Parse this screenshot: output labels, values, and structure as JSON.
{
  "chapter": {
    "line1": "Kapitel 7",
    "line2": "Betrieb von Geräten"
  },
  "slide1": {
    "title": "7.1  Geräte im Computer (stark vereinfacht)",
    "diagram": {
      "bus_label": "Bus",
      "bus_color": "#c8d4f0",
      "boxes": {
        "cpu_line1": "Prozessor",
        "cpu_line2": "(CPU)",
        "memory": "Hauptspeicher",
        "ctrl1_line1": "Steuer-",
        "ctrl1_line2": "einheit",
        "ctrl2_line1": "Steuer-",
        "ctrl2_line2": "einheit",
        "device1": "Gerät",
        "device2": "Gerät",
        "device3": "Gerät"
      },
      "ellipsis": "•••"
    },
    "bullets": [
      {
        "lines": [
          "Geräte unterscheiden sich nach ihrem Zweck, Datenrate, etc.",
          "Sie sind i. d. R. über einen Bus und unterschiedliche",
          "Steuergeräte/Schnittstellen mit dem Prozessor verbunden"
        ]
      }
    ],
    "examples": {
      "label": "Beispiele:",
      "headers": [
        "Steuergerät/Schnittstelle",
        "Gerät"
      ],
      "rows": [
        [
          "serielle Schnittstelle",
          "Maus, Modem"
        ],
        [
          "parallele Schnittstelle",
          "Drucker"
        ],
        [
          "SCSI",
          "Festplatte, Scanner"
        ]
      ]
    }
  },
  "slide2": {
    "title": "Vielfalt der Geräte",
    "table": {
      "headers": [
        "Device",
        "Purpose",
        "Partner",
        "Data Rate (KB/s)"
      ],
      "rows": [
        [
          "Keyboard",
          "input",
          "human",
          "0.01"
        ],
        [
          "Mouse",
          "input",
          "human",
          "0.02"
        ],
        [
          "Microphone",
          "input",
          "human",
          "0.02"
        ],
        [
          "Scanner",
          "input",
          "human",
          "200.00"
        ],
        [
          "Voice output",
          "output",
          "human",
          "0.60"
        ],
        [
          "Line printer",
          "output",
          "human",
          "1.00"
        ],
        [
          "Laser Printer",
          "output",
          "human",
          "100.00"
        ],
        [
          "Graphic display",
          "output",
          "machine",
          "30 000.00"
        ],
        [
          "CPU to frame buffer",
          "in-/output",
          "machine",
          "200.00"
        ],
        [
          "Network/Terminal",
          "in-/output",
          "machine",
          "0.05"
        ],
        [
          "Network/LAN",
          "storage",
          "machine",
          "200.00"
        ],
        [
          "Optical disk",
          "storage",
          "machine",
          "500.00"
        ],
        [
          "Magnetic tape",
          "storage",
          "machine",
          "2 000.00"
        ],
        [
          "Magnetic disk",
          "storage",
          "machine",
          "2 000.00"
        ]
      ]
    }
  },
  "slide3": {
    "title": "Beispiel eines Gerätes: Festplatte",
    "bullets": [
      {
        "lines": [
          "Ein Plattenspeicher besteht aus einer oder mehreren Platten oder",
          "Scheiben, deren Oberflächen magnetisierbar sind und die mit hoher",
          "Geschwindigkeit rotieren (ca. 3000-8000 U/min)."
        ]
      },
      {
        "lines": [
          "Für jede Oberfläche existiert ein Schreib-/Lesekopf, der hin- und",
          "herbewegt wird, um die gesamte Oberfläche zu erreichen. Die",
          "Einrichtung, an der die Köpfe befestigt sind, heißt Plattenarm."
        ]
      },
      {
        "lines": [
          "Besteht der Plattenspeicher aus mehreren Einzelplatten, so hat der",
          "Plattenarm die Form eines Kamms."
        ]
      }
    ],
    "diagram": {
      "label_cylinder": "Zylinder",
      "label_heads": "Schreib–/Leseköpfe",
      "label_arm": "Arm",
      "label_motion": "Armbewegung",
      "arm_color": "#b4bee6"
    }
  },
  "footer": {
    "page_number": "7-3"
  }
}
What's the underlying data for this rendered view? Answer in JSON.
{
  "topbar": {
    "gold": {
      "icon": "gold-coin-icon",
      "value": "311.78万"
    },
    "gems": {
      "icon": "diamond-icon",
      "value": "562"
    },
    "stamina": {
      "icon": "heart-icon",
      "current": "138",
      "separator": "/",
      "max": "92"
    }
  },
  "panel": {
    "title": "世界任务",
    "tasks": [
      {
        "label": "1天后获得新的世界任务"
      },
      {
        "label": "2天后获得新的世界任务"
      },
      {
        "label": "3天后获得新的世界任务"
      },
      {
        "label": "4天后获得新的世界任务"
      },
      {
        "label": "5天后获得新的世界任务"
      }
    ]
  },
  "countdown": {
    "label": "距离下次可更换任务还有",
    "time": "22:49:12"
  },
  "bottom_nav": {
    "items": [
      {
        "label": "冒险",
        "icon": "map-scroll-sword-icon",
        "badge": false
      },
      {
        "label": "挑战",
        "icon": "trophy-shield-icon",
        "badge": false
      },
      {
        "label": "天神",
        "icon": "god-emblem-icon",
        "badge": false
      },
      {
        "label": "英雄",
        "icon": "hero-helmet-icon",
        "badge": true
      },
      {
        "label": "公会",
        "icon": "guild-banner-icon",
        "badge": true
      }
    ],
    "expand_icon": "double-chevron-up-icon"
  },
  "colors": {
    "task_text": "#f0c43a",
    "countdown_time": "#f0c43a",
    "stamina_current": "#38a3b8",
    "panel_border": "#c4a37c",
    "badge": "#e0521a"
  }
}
◇ ◇ ◇
- [EXERCISE TASK]: Using the listing above, please repeat every entry exactly.

- [COMPLETE ANSWER]:
Parse this screenshot: output labels, values, and structure as JSON.
{
  "chapter": {
    "line1": "Kapitel 7",
    "line2": "Betrieb von Geräten"
  },
  "slide1": {
    "title": "7.1  Geräte im Computer (stark vereinfacht)",
    "diagram": {
      "bus_label": "Bus",
      "bus_color": "#c8d4f0",
      "boxes": {
        "cpu_line1": "Prozessor",
        "cpu_line2": "(CPU)",
        "memory": "Hauptspeicher",
        "ctrl1_line1": "Steuer-",
        "ctrl1_line2": "einheit",
        "ctrl2_line1": "Steuer-",
        "ctrl2_line2": "einheit",
        "device1": "Gerät",
        "device2": "Gerät",
        "device3": "Gerät"
      },
      "ellipsis": "•••"
    },
    "bullets": [
      {
        "lines": [
          "Geräte unterscheiden sich nach ihrem Zweck, Datenrate, etc.",
          "Sie sind i. d. R. über einen Bus und unterschiedliche",
          "Steuergeräte/Schnittstellen mit dem Prozessor verbunden"
        ]
      }
    ],
    "examples": {
      "label": "Beispiele:",
      "headers": [
        "Steuergerät/Schnittstelle",
        "Gerät"
      ],
      "rows": [
        [
          "serielle Schnittstelle",
          "Maus, Modem"
        ],
        [
          "parallele Schnittstelle",
          "Drucker"
        ],
        [
          "SCSI",
          "Festplatte, Scanner"
        ]
      ]
    }
  },
  "slide2": {
    "title": "Vielfalt der Geräte",
    "table": {
      "headers": [
        "Device",
        "Purpose",
        "Partner",
        "Data Rate (KB/s)"
      ],
      "rows": [
        [
          "Keyboard",
          "input",
          "human",
          "0.01"
        ],
        [
          "Mouse",
          "input",
          "human",
          "0.02"
        ],
        [
          "Microphone",
          "input",
          "human",
          "0.02"
        ],
        [
          "Scanner",
          "input",
          "human",
          "200.00"
        ],
        [
          "Voice output",
          "output",
          "human",
          "0.60"
        ],
        [
          "Line printer",
          "output",
          "human",
          "1.00"
        ],
        [
          "Laser Printer",
          "output",
          "human",
          "100.00"
        ],
        [
          "Graphic display",
          "output",
          "machine",
          "30 000.00"
        ],
        [
          "CPU to frame buffer",
          "in-/output",
          "machine",
          "200.00"
        ],
        [
          "Network/Terminal",
          "in-/output",
          "machine",
          "0.05"
        ],
        [
          "Network/LAN",
          "storage",
          "machine",
          "200.00"
        ],
        [
          "Optical disk",
          "storage",
          "machine",
          "500.00"
        ],
        [
          "Magnetic tape",
          "storage",
          "machine",
          "2 000.00"
        ],
        [
          "Magnetic disk",
          "storage",
          "machine",
          "2 000.00"
        ]
      ]
    }
  },
  "slide3": {
    "title": "Beispiel eines Gerätes: Festplatte",
    "bullets": [
      {
        "lines": [
          "Ein Plattenspeicher besteht aus einer oder mehreren Platten oder",
          "Scheiben, deren Oberflächen magnetisierbar sind und die mit hoher",
          "Geschwindigkeit rotieren (ca. 3000-8000 U/min)."
        ]
      },
      {
        "lines": [
          "Für jede Oberfläche existiert ein Schreib-/Lesekopf, der hin- und",
          "herbewegt wird, um die gesamte Oberfläche zu erreichen. Die",
          "Einrichtung, an der die Köpfe befestigt sind, heißt Plattenarm."
        ]
      },
      {
        "lines": [
          "Besteht der Plattenspeicher aus mehreren Einzelplatten, so hat der",
          "Plattenarm die Form eines Kamms."
        ]
      }
    ],
    "diagram": {
      "label_cylinder": "Zylinder",
      "label_heads": "Schreib–/Leseköpfe",
      "label_arm": "Arm",
      "label_motion": "Armbewegung",
      "arm_color": "#b4bee6"
    }
  },
  "footer": {
    "page_number": "7-3"
  }
}
What's the underlying data for this rendered view? Answer in JSON.
{
  "topbar": {
    "gold": {
      "icon": "gold-coin-icon",
      "value": "311.78万"
    },
    "gems": {
      "icon": "diamond-icon",
      "value": "562"
    },
    "stamina": {
      "icon": "heart-icon",
      "current": "138",
      "separator": "/",
      "max": "92"
    }
  },
  "panel": {
    "title": "世界任务",
    "tasks": [
      {
        "label": "1天后获得新的世界任务"
      },
      {
        "label": "2天后获得新的世界任务"
      },
      {
        "label": "3天后获得新的世界任务"
      },
      {
        "label": "4天后获得新的世界任务"
      },
      {
        "label": "5天后获得新的世界任务"
      }
    ]
  },
  "countdown": {
    "label": "距离下次可更换任务还有",
    "time": "22:49:12"
  },
  "bottom_nav": {
    "items": [
      {
        "label": "冒险",
        "icon": "map-scroll-sword-icon",
        "badge": false
      },
      {
        "label": "挑战",
        "icon": "trophy-shield-icon",
        "badge": false
      },
      {
        "label": "天神",
        "icon": "god-emblem-icon",
        "badge": false
      },
      {
        "label": "英雄",
        "icon": "hero-helmet-icon",
        "badge": true
      },
      {
        "label": "公会",
        "icon": "guild-banner-icon",
        "badge": true
      }
    ],
    "expand_icon": "double-chevron-up-icon"
  },
  "colors": {
    "task_text": "#f0c43a",
    "countdown_time": "#f0c43a",
    "stamina_current": "#38a3b8",
    "panel_border": "#c4a37c",
    "badge": "#e0521a"
  }
}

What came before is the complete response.